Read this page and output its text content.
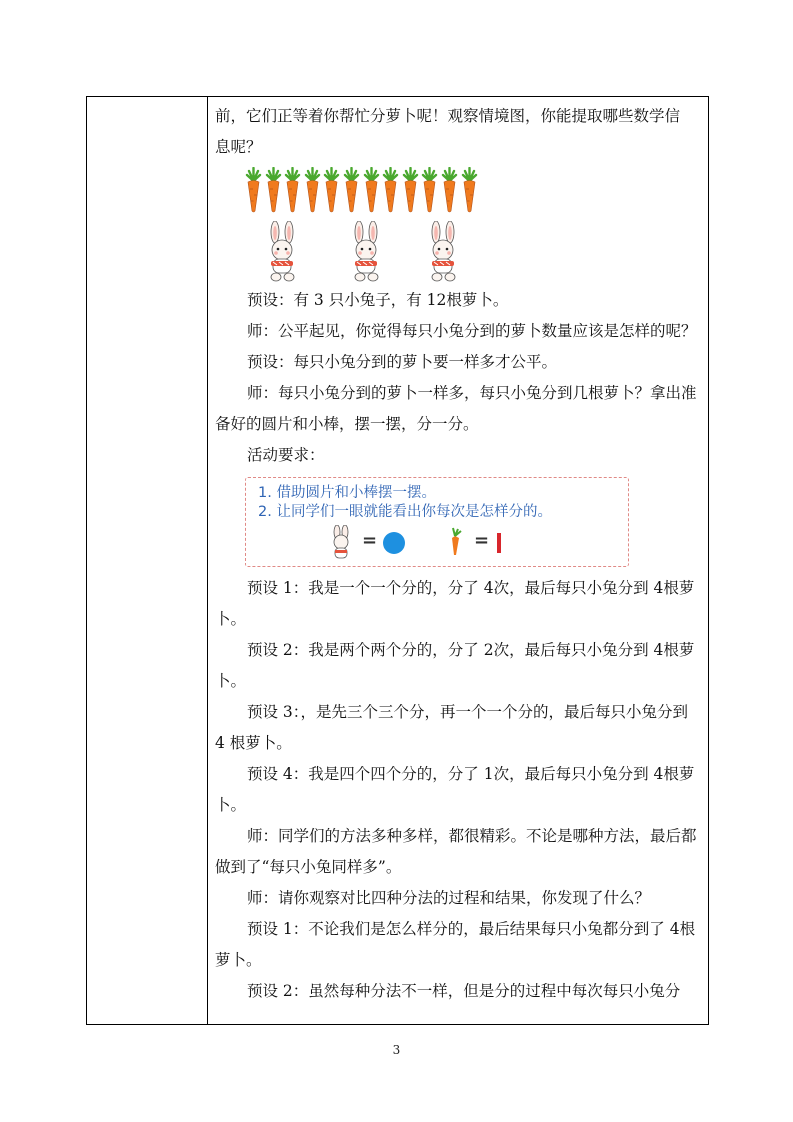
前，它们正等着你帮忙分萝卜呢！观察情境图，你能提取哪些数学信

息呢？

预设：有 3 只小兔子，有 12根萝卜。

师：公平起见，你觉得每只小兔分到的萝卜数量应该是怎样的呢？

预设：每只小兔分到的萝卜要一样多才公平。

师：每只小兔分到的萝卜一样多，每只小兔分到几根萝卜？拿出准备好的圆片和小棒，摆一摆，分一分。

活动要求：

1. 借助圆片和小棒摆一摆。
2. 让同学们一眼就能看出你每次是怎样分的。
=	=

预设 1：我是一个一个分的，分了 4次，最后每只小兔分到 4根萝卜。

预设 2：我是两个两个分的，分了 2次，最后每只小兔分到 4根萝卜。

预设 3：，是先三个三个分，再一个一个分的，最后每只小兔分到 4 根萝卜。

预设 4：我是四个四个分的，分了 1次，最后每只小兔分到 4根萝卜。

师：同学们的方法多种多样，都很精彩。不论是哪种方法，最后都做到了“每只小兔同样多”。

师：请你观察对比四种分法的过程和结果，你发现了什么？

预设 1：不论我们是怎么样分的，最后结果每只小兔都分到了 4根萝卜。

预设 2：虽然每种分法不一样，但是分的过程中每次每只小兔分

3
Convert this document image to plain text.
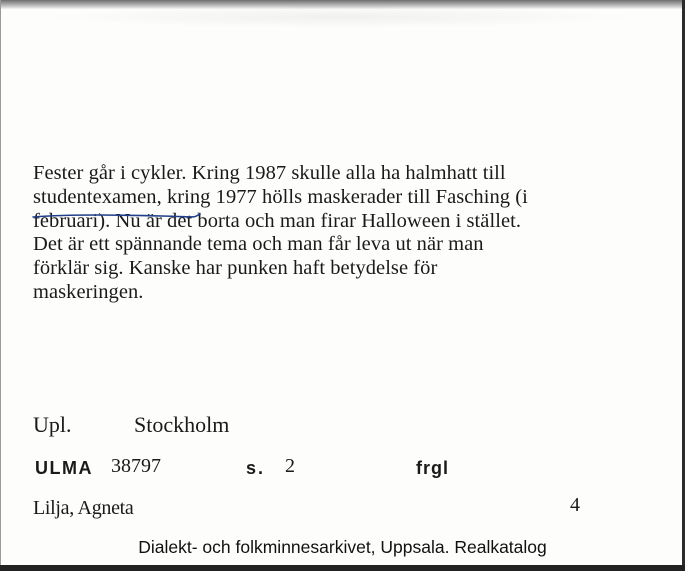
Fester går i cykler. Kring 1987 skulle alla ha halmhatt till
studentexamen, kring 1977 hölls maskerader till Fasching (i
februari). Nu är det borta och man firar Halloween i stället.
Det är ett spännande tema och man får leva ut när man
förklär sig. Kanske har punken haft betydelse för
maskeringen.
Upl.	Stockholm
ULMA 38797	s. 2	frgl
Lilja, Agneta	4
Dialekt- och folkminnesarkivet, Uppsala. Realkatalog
──────
GIVEN INSTRUCTION: Repeat each entry exactly as given; no pictures belong in the copy.

ANSWER TO THE TASK:
Read this page and output its text content.
前，它们正等着你帮忙分萝卜呢！观察情境图，你能提取哪些数学信

息呢？

预设：有 3 只小兔子，有 12根萝卜。

师：公平起见，你觉得每只小兔分到的萝卜数量应该是怎样的呢？

预设：每只小兔分到的萝卜要一样多才公平。

师：每只小兔分到的萝卜一样多，每只小兔分到几根萝卜？拿出准备好的圆片和小棒，摆一摆，分一分。

活动要求：

1. 借助圆片和小棒摆一摆。
2. 让同学们一眼就能看出你每次是怎样分的。
=	=

预设 1：我是一个一个分的，分了 4次，最后每只小兔分到 4根萝卜。

预设 2：我是两个两个分的，分了 2次，最后每只小兔分到 4根萝卜。

预设 3：，是先三个三个分，再一个一个分的，最后每只小兔分到 4 根萝卜。

预设 4：我是四个四个分的，分了 1次，最后每只小兔分到 4根萝卜。

师：同学们的方法多种多样，都很精彩。不论是哪种方法，最后都做到了“每只小兔同样多”。

师：请你观察对比四种分法的过程和结果，你发现了什么？

预设 1：不论我们是怎么样分的，最后结果每只小兔都分到了 4根萝卜。

预设 2：虽然每种分法不一样，但是分的过程中每次每只小兔分

3
Convert this document image to plain text.
Fester går i cykler. Kring 1987 skulle alla ha halmhatt till
studentexamen, kring 1977 hölls maskerader till Fasching (i
februari). Nu är det borta och man firar Halloween i stället.
Det är ett spännande tema och man får leva ut när man
förklär sig. Kanske har punken haft betydelse för
maskeringen.
Upl.	Stockholm
ULMA 38797	s. 2	frgl
Lilja, Agneta	4
Dialekt- och folkminnesarkivet, Uppsala. Realkatalog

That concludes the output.